# START OF EXERCISE INPUT

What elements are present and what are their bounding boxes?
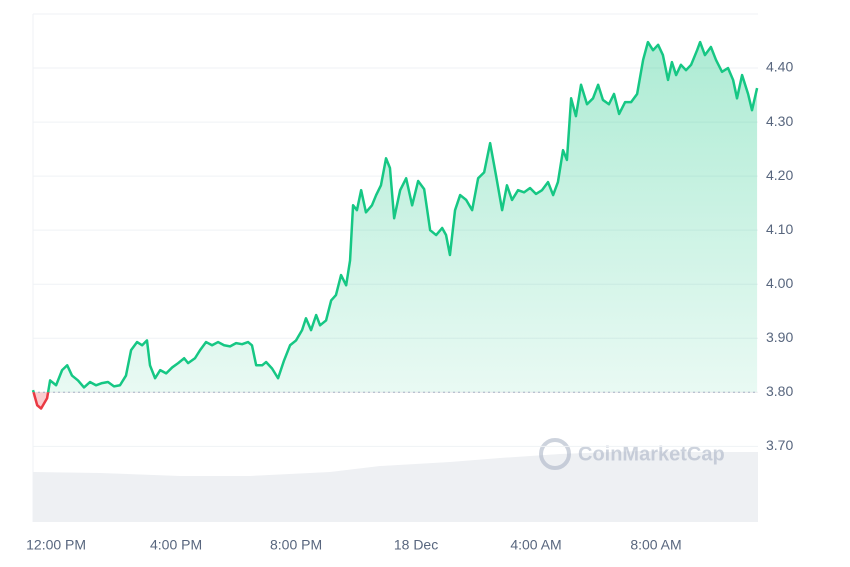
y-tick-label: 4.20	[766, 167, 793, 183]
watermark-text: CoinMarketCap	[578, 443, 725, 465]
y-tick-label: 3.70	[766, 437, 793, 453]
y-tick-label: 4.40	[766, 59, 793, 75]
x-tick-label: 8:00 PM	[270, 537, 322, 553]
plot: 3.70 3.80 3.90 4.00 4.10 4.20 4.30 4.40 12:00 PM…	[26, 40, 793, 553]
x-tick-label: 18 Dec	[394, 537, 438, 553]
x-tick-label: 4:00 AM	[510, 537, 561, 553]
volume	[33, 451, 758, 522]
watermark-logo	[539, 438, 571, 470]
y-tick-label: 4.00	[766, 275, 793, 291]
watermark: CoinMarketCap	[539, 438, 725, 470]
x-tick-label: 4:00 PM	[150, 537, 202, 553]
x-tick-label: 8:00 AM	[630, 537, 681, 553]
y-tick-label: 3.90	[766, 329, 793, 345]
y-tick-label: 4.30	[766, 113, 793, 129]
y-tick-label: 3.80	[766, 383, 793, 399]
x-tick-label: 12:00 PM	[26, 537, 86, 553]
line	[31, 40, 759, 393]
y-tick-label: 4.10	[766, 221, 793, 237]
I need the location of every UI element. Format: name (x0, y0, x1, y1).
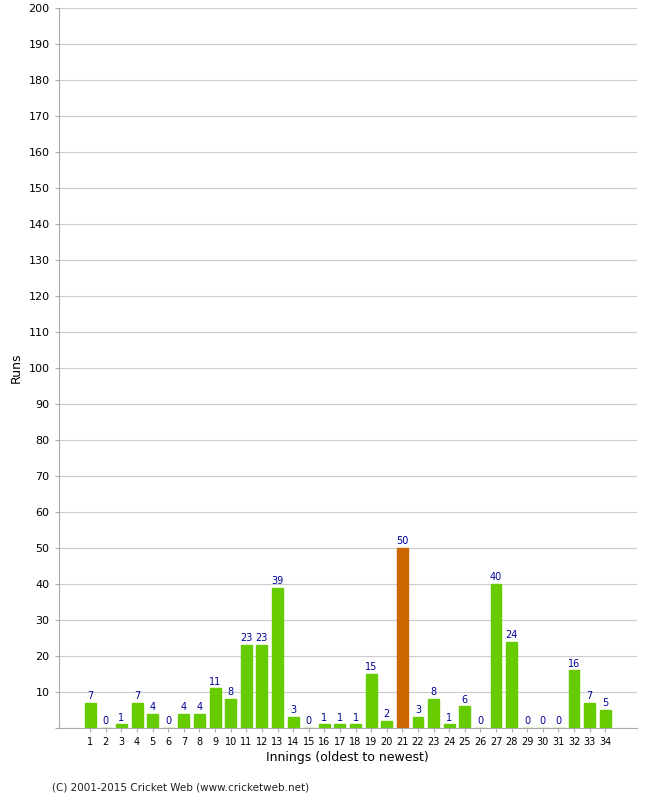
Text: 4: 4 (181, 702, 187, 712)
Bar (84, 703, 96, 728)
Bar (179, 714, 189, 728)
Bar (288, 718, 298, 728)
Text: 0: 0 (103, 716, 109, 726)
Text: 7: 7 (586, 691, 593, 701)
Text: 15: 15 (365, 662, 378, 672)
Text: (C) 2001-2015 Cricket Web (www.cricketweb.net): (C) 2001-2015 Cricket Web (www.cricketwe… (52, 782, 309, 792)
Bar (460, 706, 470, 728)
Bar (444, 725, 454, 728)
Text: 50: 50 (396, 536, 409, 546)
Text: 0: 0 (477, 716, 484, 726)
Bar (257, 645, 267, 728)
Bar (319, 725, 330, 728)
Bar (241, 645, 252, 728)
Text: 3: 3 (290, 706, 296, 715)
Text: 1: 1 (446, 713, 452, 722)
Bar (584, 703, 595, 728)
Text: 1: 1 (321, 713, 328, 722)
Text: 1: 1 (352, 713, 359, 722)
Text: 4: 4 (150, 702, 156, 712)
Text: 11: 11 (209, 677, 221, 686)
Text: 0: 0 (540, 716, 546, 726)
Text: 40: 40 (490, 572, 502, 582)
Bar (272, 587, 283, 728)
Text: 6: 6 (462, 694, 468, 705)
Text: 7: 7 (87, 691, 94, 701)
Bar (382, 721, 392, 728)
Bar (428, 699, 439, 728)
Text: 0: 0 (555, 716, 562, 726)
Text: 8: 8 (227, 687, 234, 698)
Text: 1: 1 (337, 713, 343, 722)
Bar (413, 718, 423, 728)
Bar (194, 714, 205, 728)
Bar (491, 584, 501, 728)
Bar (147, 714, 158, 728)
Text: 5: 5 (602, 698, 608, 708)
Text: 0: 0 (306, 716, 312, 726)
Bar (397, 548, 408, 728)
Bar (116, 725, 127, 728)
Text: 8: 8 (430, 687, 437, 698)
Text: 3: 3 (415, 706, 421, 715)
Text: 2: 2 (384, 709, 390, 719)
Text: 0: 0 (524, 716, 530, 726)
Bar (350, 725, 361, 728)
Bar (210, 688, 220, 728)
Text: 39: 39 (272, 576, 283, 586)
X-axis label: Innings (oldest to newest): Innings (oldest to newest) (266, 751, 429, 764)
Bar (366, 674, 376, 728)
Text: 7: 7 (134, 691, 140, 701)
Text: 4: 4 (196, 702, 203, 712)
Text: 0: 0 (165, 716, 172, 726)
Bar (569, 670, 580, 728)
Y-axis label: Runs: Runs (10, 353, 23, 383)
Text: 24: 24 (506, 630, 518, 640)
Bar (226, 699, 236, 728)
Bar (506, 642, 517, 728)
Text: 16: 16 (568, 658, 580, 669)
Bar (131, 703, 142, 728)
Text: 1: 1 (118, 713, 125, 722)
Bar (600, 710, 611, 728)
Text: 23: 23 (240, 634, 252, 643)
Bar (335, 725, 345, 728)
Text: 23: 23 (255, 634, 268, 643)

# END OF EXERCISE INPUT

**EXERCISE DIRECTIONS:**
Please repeat all of the material with "y-tick-label" replaced by "y-axis-tick" throughout. Change nothing else, and omit the pictures.

**ANSWER TO THIS PROBLEM:**
What elements are present and what are their bounding boxes?
y-axis-tick: 4.20	[766, 167, 793, 183]
watermark-text: CoinMarketCap	[578, 443, 725, 465]
y-axis-tick: 3.70	[766, 437, 793, 453]
y-axis-tick: 4.40	[766, 59, 793, 75]
x-tick-label: 8:00 PM	[270, 537, 322, 553]
plot: 3.70 3.80 3.90 4.00 4.10 4.20 4.30 4.40 12:00 PM…	[26, 40, 793, 553]
x-tick-label: 18 Dec	[394, 537, 438, 553]
x-tick-label: 4:00 AM	[510, 537, 561, 553]
volume	[33, 451, 758, 522]
watermark-logo	[539, 438, 571, 470]
y-axis-tick: 4.00	[766, 275, 793, 291]
watermark: CoinMarketCap	[539, 438, 725, 470]
x-tick-label: 4:00 PM	[150, 537, 202, 553]
x-tick-label: 8:00 AM	[630, 537, 681, 553]
y-axis-tick: 3.90	[766, 329, 793, 345]
y-axis-tick: 4.30	[766, 113, 793, 129]
y-axis-tick: 3.80	[766, 383, 793, 399]
x-tick-label: 12:00 PM	[26, 537, 86, 553]
line	[31, 40, 759, 393]
y-axis-tick: 4.10	[766, 221, 793, 237]
I need the location of every UI element. Format: name (x0, y0, x1, y1).
Text: 4: 4 (181, 702, 187, 712)
Bar (84, 703, 96, 728)
Bar (179, 714, 189, 728)
Bar (288, 718, 298, 728)
Text: 0: 0 (103, 716, 109, 726)
Text: 7: 7 (586, 691, 593, 701)
Text: 15: 15 (365, 662, 378, 672)
Text: (C) 2001-2015 Cricket Web (www.cricketweb.net): (C) 2001-2015 Cricket Web (www.cricketwe… (52, 782, 309, 792)
Bar (460, 706, 470, 728)
Bar (444, 725, 454, 728)
Text: 50: 50 (396, 536, 409, 546)
Text: 0: 0 (477, 716, 484, 726)
Bar (257, 645, 267, 728)
Bar (319, 725, 330, 728)
Bar (241, 645, 252, 728)
Text: 3: 3 (290, 706, 296, 715)
Text: 1: 1 (446, 713, 452, 722)
Bar (584, 703, 595, 728)
Text: 1: 1 (321, 713, 328, 722)
Text: 1: 1 (352, 713, 359, 722)
Text: 4: 4 (150, 702, 156, 712)
Text: 11: 11 (209, 677, 221, 686)
Text: 0: 0 (540, 716, 546, 726)
Text: 40: 40 (490, 572, 502, 582)
Bar (272, 587, 283, 728)
Text: 6: 6 (462, 694, 468, 705)
Text: 7: 7 (87, 691, 94, 701)
Bar (382, 721, 392, 728)
Bar (428, 699, 439, 728)
Text: 0: 0 (555, 716, 562, 726)
Text: 8: 8 (227, 687, 234, 698)
Text: 1: 1 (337, 713, 343, 722)
Bar (413, 718, 423, 728)
Bar (194, 714, 205, 728)
Bar (491, 584, 501, 728)
Bar (147, 714, 158, 728)
Text: 5: 5 (602, 698, 608, 708)
Text: 0: 0 (306, 716, 312, 726)
Bar (397, 548, 408, 728)
Bar (116, 725, 127, 728)
Text: 8: 8 (430, 687, 437, 698)
Text: 3: 3 (415, 706, 421, 715)
Text: 2: 2 (384, 709, 390, 719)
Text: 0: 0 (524, 716, 530, 726)
Bar (350, 725, 361, 728)
Bar (210, 688, 220, 728)
Text: 39: 39 (272, 576, 283, 586)
X-axis label: Innings (oldest to newest): Innings (oldest to newest) (266, 751, 429, 764)
Bar (366, 674, 376, 728)
Text: 7: 7 (134, 691, 140, 701)
Text: 4: 4 (196, 702, 203, 712)
Text: 0: 0 (165, 716, 172, 726)
Bar (569, 670, 580, 728)
Y-axis label: Runs: Runs (10, 353, 23, 383)
Text: 24: 24 (506, 630, 518, 640)
Bar (226, 699, 236, 728)
Bar (506, 642, 517, 728)
Text: 16: 16 (568, 658, 580, 669)
Bar (131, 703, 142, 728)
Text: 1: 1 (118, 713, 125, 722)
Bar (600, 710, 611, 728)
Text: 23: 23 (240, 634, 252, 643)
Bar (335, 725, 345, 728)
Text: 23: 23 (255, 634, 268, 643)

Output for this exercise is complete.